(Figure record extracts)
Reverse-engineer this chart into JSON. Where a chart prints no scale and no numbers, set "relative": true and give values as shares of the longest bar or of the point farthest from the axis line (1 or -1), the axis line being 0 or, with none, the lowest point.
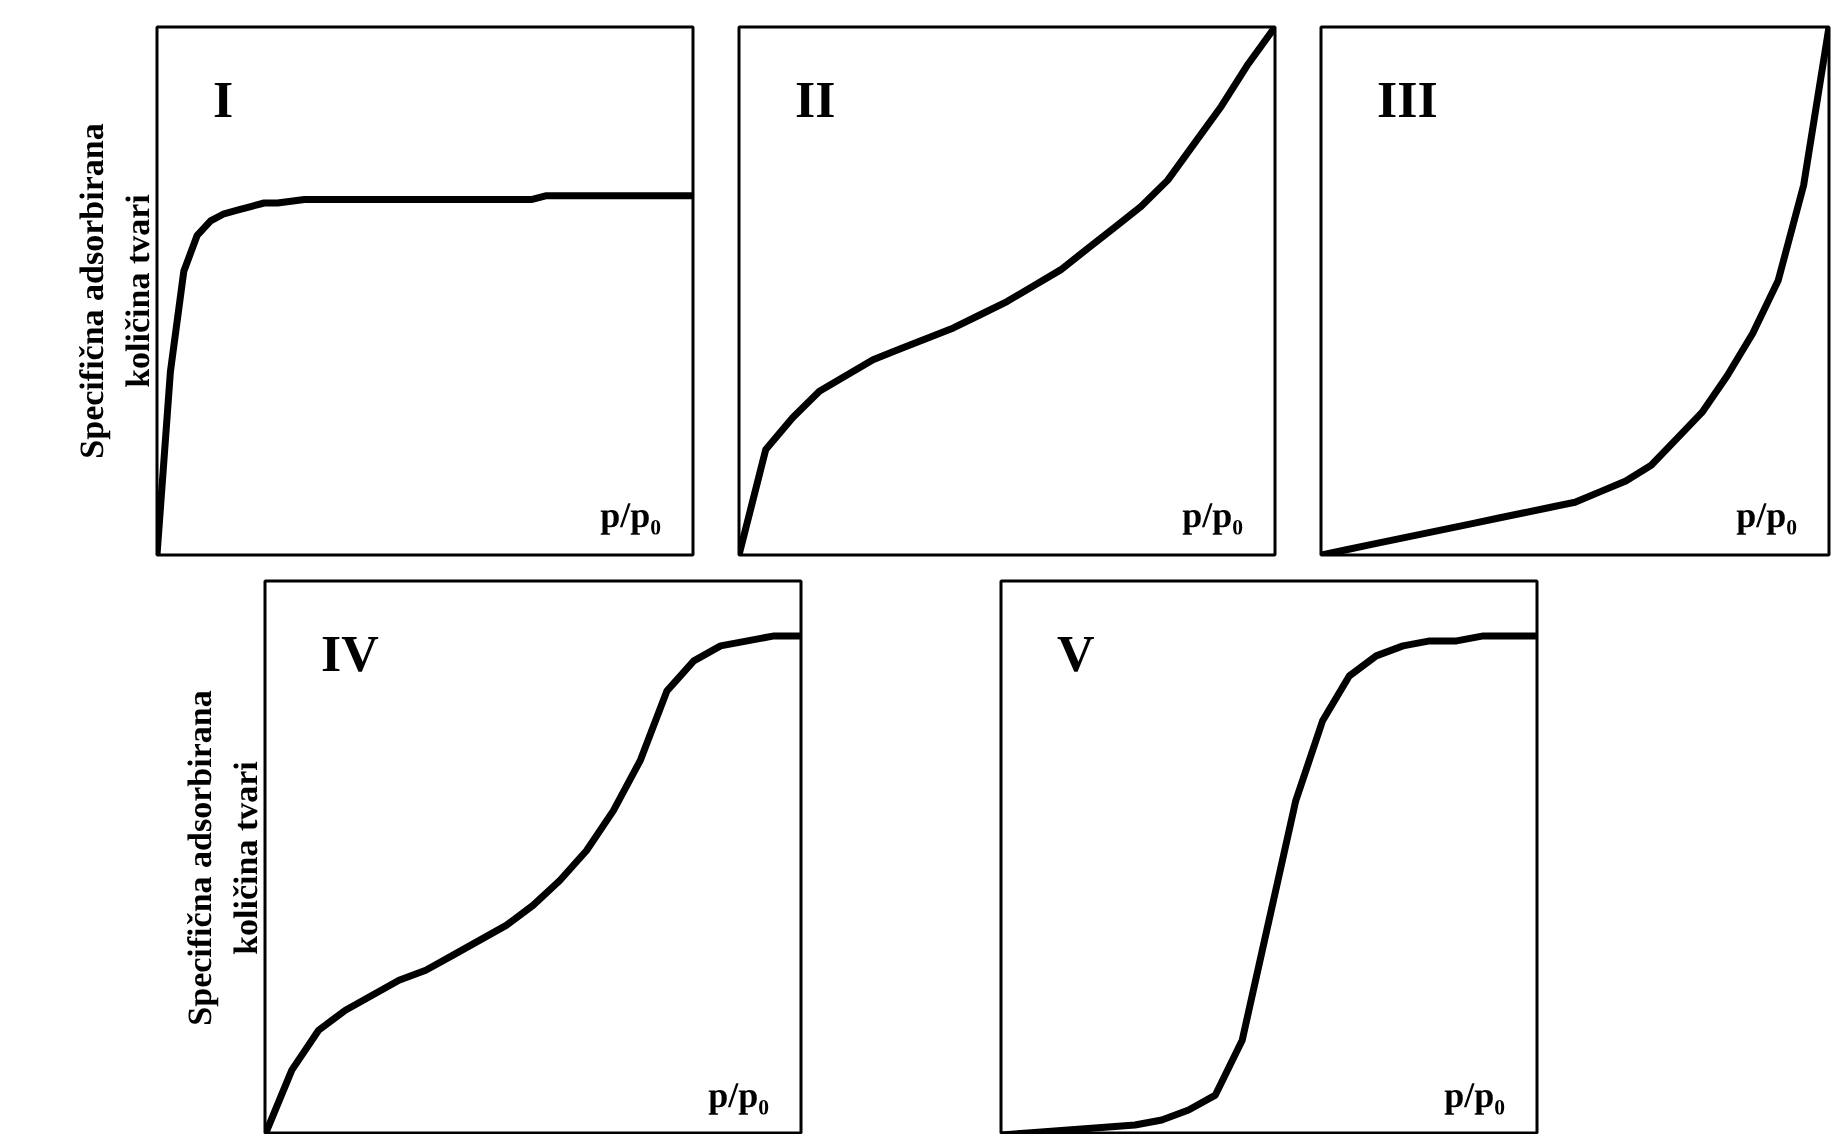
{
  "chart_data": [
    {
      "type": "line",
      "title": "I",
      "xlabel": "p/p₀",
      "ylabel": "Specifična adsorbirana\nkoličina tvari",
      "relative": true,
      "color": "#000000",
      "categories": [
        null,
        null,
        null,
        null,
        null,
        null,
        null,
        null,
        null,
        null,
        null,
        null,
        null,
        null,
        null,
        null,
        null,
        null,
        null,
        null,
        null,
        null,
        null,
        null,
        null,
        null,
        null,
        null,
        null,
        null,
        null,
        null,
        null,
        null,
        null,
        null,
        null,
        null,
        null,
        null,
        null
      ],
      "values": [
        0,
        0.51,
        0.79,
        0.89,
        0.93,
        0.95,
        0.96,
        0.97,
        0.98,
        0.98,
        0.985,
        0.99,
        0.99,
        0.99,
        0.99,
        0.99,
        0.99,
        0.99,
        0.99,
        0.99,
        0.99,
        0.99,
        0.99,
        0.99,
        0.99,
        0.99,
        0.99,
        0.99,
        0.99,
        1.0,
        1.0,
        1.0,
        1.0,
        1.0,
        1.0,
        1.0,
        1.0,
        1.0,
        1.0,
        1.0,
        1.0
      ]
    },
    {
      "type": "line",
      "title": "II",
      "xlabel": "p/p₀",
      "relative": true,
      "color": "#000000",
      "categories": [
        null,
        null,
        null,
        null,
        null,
        null,
        null,
        null,
        null,
        null,
        null,
        null,
        null,
        null,
        null,
        null,
        null,
        null,
        null,
        null,
        null
      ],
      "values": [
        0,
        0.2,
        0.26,
        0.31,
        0.34,
        0.37,
        0.39,
        0.41,
        0.43,
        0.455,
        0.48,
        0.51,
        0.54,
        0.58,
        0.62,
        0.66,
        0.71,
        0.78,
        0.85,
        0.93,
        1.0
      ]
    },
    {
      "type": "line",
      "title": "III",
      "xlabel": "p/p₀",
      "relative": true,
      "color": "#000000",
      "categories": [
        null,
        null,
        null,
        null,
        null,
        null,
        null,
        null,
        null,
        null,
        null,
        null,
        null,
        null,
        null,
        null,
        null,
        null,
        null,
        null,
        null
      ],
      "values": [
        0,
        0.01,
        0.02,
        0.03,
        0.04,
        0.05,
        0.06,
        0.07,
        0.08,
        0.09,
        0.1,
        0.12,
        0.14,
        0.17,
        0.22,
        0.27,
        0.34,
        0.42,
        0.52,
        0.7,
        1.0
      ]
    },
    {
      "type": "line",
      "title": "IV",
      "xlabel": "p/p₀",
      "ylabel": "Specifična adsorbirana\nkoličina tvari",
      "relative": true,
      "color": "#000000",
      "categories": [
        null,
        null,
        null,
        null,
        null,
        null,
        null,
        null,
        null,
        null,
        null,
        null,
        null,
        null,
        null,
        null,
        null,
        null,
        null,
        null,
        null
      ],
      "values": [
        0,
        0.13,
        0.21,
        0.25,
        0.28,
        0.31,
        0.33,
        0.36,
        0.39,
        0.42,
        0.46,
        0.51,
        0.57,
        0.65,
        0.75,
        0.89,
        0.95,
        0.98,
        0.99,
        1.0,
        1.0
      ]
    },
    {
      "type": "line",
      "title": "V",
      "xlabel": "p/p₀",
      "relative": true,
      "color": "#000000",
      "categories": [
        null,
        null,
        null,
        null,
        null,
        null,
        null,
        null,
        null,
        null,
        null,
        null,
        null,
        null,
        null,
        null,
        null,
        null,
        null,
        null,
        null
      ],
      "values": [
        0,
        0.004,
        0.008,
        0.012,
        0.016,
        0.02,
        0.03,
        0.05,
        0.08,
        0.19,
        0.43,
        0.67,
        0.83,
        0.92,
        0.96,
        0.98,
        0.99,
        0.99,
        1.0,
        1.0,
        1.0
      ]
    }
  ]
}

* Written exercise *
Repeat the records word for word. Any picture in them should be left out.

* Exercise solution *
Reverse-engineer this chart into JSON. Where a chart prints no scale and no numbers, set "relative": true and give values as shares of the longest bar or of the point farthest from the axis line (1 or -1), the axis line being 0 or, with none, the lowest point.
{
  "chart_data": [
    {
      "type": "line",
      "title": "I",
      "xlabel": "p/p₀",
      "ylabel": "Specifična adsorbirana\nkoličina tvari",
      "relative": true,
      "color": "#000000",
      "categories": [
        null,
        null,
        null,
        null,
        null,
        null,
        null,
        null,
        null,
        null,
        null,
        null,
        null,
        null,
        null,
        null,
        null,
        null,
        null,
        null,
        null,
        null,
        null,
        null,
        null,
        null,
        null,
        null,
        null,
        null,
        null,
        null,
        null,
        null,
        null,
        null,
        null,
        null,
        null,
        null,
        null
      ],
      "values": [
        0,
        0.51,
        0.79,
        0.89,
        0.93,
        0.95,
        0.96,
        0.97,
        0.98,
        0.98,
        0.985,
        0.99,
        0.99,
        0.99,
        0.99,
        0.99,
        0.99,
        0.99,
        0.99,
        0.99,
        0.99,
        0.99,
        0.99,
        0.99,
        0.99,
        0.99,
        0.99,
        0.99,
        0.99,
        1.0,
        1.0,
        1.0,
        1.0,
        1.0,
        1.0,
        1.0,
        1.0,
        1.0,
        1.0,
        1.0,
        1.0
      ]
    },
    {
      "type": "line",
      "title": "II",
      "xlabel": "p/p₀",
      "relative": true,
      "color": "#000000",
      "categories": [
        null,
        null,
        null,
        null,
        null,
        null,
        null,
        null,
        null,
        null,
        null,
        null,
        null,
        null,
        null,
        null,
        null,
        null,
        null,
        null,
        null
      ],
      "values": [
        0,
        0.2,
        0.26,
        0.31,
        0.34,
        0.37,
        0.39,
        0.41,
        0.43,
        0.455,
        0.48,
        0.51,
        0.54,
        0.58,
        0.62,
        0.66,
        0.71,
        0.78,
        0.85,
        0.93,
        1.0
      ]
    },
    {
      "type": "line",
      "title": "III",
      "xlabel": "p/p₀",
      "relative": true,
      "color": "#000000",
      "categories": [
        null,
        null,
        null,
        null,
        null,
        null,
        null,
        null,
        null,
        null,
        null,
        null,
        null,
        null,
        null,
        null,
        null,
        null,
        null,
        null,
        null
      ],
      "values": [
        0,
        0.01,
        0.02,
        0.03,
        0.04,
        0.05,
        0.06,
        0.07,
        0.08,
        0.09,
        0.1,
        0.12,
        0.14,
        0.17,
        0.22,
        0.27,
        0.34,
        0.42,
        0.52,
        0.7,
        1.0
      ]
    },
    {
      "type": "line",
      "title": "IV",
      "xlabel": "p/p₀",
      "ylabel": "Specifična adsorbirana\nkoličina tvari",
      "relative": true,
      "color": "#000000",
      "categories": [
        null,
        null,
        null,
        null,
        null,
        null,
        null,
        null,
        null,
        null,
        null,
        null,
        null,
        null,
        null,
        null,
        null,
        null,
        null,
        null,
        null
      ],
      "values": [
        0,
        0.13,
        0.21,
        0.25,
        0.28,
        0.31,
        0.33,
        0.36,
        0.39,
        0.42,
        0.46,
        0.51,
        0.57,
        0.65,
        0.75,
        0.89,
        0.95,
        0.98,
        0.99,
        1.0,
        1.0
      ]
    },
    {
      "type": "line",
      "title": "V",
      "xlabel": "p/p₀",
      "relative": true,
      "color": "#000000",
      "categories": [
        null,
        null,
        null,
        null,
        null,
        null,
        null,
        null,
        null,
        null,
        null,
        null,
        null,
        null,
        null,
        null,
        null,
        null,
        null,
        null,
        null
      ],
      "values": [
        0,
        0.004,
        0.008,
        0.012,
        0.016,
        0.02,
        0.03,
        0.05,
        0.08,
        0.19,
        0.43,
        0.67,
        0.83,
        0.92,
        0.96,
        0.98,
        0.99,
        0.99,
        1.0,
        1.0,
        1.0
      ]
    }
  ]
}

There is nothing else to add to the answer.